─── RECORDS FOR THE TASK ───
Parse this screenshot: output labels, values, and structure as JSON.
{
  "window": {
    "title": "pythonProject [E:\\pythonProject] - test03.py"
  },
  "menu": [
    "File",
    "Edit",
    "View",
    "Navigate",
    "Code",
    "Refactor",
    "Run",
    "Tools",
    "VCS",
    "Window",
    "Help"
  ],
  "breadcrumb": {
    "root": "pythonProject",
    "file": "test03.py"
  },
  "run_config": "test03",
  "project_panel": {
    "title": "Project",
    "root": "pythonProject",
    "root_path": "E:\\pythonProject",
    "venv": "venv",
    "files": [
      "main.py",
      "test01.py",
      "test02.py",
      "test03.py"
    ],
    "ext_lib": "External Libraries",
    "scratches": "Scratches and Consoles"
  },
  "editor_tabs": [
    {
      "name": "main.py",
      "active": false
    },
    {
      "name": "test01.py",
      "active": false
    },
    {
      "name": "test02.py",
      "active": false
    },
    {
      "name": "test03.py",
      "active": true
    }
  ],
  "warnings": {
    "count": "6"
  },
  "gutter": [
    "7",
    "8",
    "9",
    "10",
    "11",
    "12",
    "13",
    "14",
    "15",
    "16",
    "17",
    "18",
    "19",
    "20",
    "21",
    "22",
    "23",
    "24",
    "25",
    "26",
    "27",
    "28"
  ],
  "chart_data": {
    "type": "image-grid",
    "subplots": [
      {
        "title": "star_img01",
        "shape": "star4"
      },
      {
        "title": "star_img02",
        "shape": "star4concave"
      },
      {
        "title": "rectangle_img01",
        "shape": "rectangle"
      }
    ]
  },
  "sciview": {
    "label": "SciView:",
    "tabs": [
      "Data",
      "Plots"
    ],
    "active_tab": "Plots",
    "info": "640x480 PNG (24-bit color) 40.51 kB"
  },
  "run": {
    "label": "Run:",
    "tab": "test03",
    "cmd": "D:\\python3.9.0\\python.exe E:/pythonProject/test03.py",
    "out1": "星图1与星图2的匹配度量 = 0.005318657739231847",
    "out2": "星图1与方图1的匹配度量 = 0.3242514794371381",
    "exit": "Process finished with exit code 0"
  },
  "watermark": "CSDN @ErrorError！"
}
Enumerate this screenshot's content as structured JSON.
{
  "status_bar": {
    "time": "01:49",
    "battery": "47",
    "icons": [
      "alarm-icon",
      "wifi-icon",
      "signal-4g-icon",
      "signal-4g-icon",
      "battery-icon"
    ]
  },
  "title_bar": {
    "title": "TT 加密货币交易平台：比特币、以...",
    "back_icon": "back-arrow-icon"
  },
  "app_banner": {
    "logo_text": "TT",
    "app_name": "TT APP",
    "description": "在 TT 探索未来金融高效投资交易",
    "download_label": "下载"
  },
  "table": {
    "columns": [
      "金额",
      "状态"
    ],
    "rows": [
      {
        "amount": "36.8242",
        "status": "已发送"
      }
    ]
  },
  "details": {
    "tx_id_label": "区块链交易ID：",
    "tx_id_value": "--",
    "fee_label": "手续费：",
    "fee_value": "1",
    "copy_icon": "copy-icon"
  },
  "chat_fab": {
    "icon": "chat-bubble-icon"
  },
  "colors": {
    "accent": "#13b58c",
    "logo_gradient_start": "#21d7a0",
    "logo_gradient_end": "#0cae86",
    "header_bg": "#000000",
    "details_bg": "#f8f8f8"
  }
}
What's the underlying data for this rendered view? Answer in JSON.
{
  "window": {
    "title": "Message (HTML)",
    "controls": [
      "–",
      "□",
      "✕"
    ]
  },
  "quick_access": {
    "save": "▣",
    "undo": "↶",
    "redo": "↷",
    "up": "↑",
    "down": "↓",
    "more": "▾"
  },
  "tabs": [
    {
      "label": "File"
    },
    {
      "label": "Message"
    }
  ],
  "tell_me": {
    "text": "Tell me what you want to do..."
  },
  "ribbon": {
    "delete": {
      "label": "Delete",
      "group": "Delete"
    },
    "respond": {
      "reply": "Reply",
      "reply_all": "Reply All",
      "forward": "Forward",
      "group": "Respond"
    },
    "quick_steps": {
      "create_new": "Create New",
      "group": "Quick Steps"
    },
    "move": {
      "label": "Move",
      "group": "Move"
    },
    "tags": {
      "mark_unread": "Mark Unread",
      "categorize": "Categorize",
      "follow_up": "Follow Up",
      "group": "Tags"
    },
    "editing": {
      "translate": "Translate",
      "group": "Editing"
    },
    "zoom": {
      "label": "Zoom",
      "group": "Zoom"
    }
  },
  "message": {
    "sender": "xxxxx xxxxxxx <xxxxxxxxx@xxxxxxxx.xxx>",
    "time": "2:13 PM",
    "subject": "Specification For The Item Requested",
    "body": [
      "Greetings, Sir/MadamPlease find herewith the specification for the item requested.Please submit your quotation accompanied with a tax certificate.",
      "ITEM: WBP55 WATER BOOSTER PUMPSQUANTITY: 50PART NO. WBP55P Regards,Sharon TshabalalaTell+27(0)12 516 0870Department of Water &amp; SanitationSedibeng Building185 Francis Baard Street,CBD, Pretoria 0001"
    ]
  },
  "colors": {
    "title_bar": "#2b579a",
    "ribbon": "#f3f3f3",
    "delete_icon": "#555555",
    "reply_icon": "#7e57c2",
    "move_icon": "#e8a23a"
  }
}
───
> STATED PROBLEM: Print every entry exactly as written.

> SOLUTION FOR THIS TASK:
Parse this screenshot: output labels, values, and structure as JSON.
{
  "window": {
    "title": "pythonProject [E:\\pythonProject] - test03.py"
  },
  "menu": [
    "File",
    "Edit",
    "View",
    "Navigate",
    "Code",
    "Refactor",
    "Run",
    "Tools",
    "VCS",
    "Window",
    "Help"
  ],
  "breadcrumb": {
    "root": "pythonProject",
    "file": "test03.py"
  },
  "run_config": "test03",
  "project_panel": {
    "title": "Project",
    "root": "pythonProject",
    "root_path": "E:\\pythonProject",
    "venv": "venv",
    "files": [
      "main.py",
      "test01.py",
      "test02.py",
      "test03.py"
    ],
    "ext_lib": "External Libraries",
    "scratches": "Scratches and Consoles"
  },
  "editor_tabs": [
    {
      "name": "main.py",
      "active": false
    },
    {
      "name": "test01.py",
      "active": false
    },
    {
      "name": "test02.py",
      "active": false
    },
    {
      "name": "test03.py",
      "active": true
    }
  ],
  "warnings": {
    "count": "6"
  },
  "gutter": [
    "7",
    "8",
    "9",
    "10",
    "11",
    "12",
    "13",
    "14",
    "15",
    "16",
    "17",
    "18",
    "19",
    "20",
    "21",
    "22",
    "23",
    "24",
    "25",
    "26",
    "27",
    "28"
  ],
  "chart_data": {
    "type": "image-grid",
    "subplots": [
      {
        "title": "star_img01",
        "shape": "star4"
      },
      {
        "title": "star_img02",
        "shape": "star4concave"
      },
      {
        "title": "rectangle_img01",
        "shape": "rectangle"
      }
    ]
  },
  "sciview": {
    "label": "SciView:",
    "tabs": [
      "Data",
      "Plots"
    ],
    "active_tab": "Plots",
    "info": "640x480 PNG (24-bit color) 40.51 kB"
  },
  "run": {
    "label": "Run:",
    "tab": "test03",
    "cmd": "D:\\python3.9.0\\python.exe E:/pythonProject/test03.py",
    "out1": "星图1与星图2的匹配度量 = 0.005318657739231847",
    "out2": "星图1与方图1的匹配度量 = 0.3242514794371381",
    "exit": "Process finished with exit code 0"
  },
  "watermark": "CSDN @ErrorError！"
}
Enumerate this screenshot's content as structured JSON.
{
  "status_bar": {
    "time": "01:49",
    "battery": "47",
    "icons": [
      "alarm-icon",
      "wifi-icon",
      "signal-4g-icon",
      "signal-4g-icon",
      "battery-icon"
    ]
  },
  "title_bar": {
    "title": "TT 加密货币交易平台：比特币、以...",
    "back_icon": "back-arrow-icon"
  },
  "app_banner": {
    "logo_text": "TT",
    "app_name": "TT APP",
    "description": "在 TT 探索未来金融高效投资交易",
    "download_label": "下载"
  },
  "table": {
    "columns": [
      "金额",
      "状态"
    ],
    "rows": [
      {
        "amount": "36.8242",
        "status": "已发送"
      }
    ]
  },
  "details": {
    "tx_id_label": "区块链交易ID：",
    "tx_id_value": "--",
    "fee_label": "手续费：",
    "fee_value": "1",
    "copy_icon": "copy-icon"
  },
  "chat_fab": {
    "icon": "chat-bubble-icon"
  },
  "colors": {
    "accent": "#13b58c",
    "logo_gradient_start": "#21d7a0",
    "logo_gradient_end": "#0cae86",
    "header_bg": "#000000",
    "details_bg": "#f8f8f8"
  }
}
What's the underlying data for this rendered view? Answer in JSON.
{
  "window": {
    "title": "Message (HTML)",
    "controls": [
      "–",
      "□",
      "✕"
    ]
  },
  "quick_access": {
    "save": "▣",
    "undo": "↶",
    "redo": "↷",
    "up": "↑",
    "down": "↓",
    "more": "▾"
  },
  "tabs": [
    {
      "label": "File"
    },
    {
      "label": "Message"
    }
  ],
  "tell_me": {
    "text": "Tell me what you want to do..."
  },
  "ribbon": {
    "delete": {
      "label": "Delete",
      "group": "Delete"
    },
    "respond": {
      "reply": "Reply",
      "reply_all": "Reply All",
      "forward": "Forward",
      "group": "Respond"
    },
    "quick_steps": {
      "create_new": "Create New",
      "group": "Quick Steps"
    },
    "move": {
      "label": "Move",
      "group": "Move"
    },
    "tags": {
      "mark_unread": "Mark Unread",
      "categorize": "Categorize",
      "follow_up": "Follow Up",
      "group": "Tags"
    },
    "editing": {
      "translate": "Translate",
      "group": "Editing"
    },
    "zoom": {
      "label": "Zoom",
      "group": "Zoom"
    }
  },
  "message": {
    "sender": "xxxxx xxxxxxx <xxxxxxxxx@xxxxxxxx.xxx>",
    "time": "2:13 PM",
    "subject": "Specification For The Item Requested",
    "body": [
      "Greetings, Sir/MadamPlease find herewith the specification for the item requested.Please submit your quotation accompanied with a tax certificate.",
      "ITEM: WBP55 WATER BOOSTER PUMPSQUANTITY: 50PART NO. WBP55P Regards,Sharon TshabalalaTell+27(0)12 516 0870Department of Water &amp; SanitationSedibeng Building185 Francis Baard Street,CBD, Pretoria 0001"
    ]
  },
  "colors": {
    "title_bar": "#2b579a",
    "ribbon": "#f3f3f3",
    "delete_icon": "#555555",
    "reply_icon": "#7e57c2",
    "move_icon": "#e8a23a"
  }
}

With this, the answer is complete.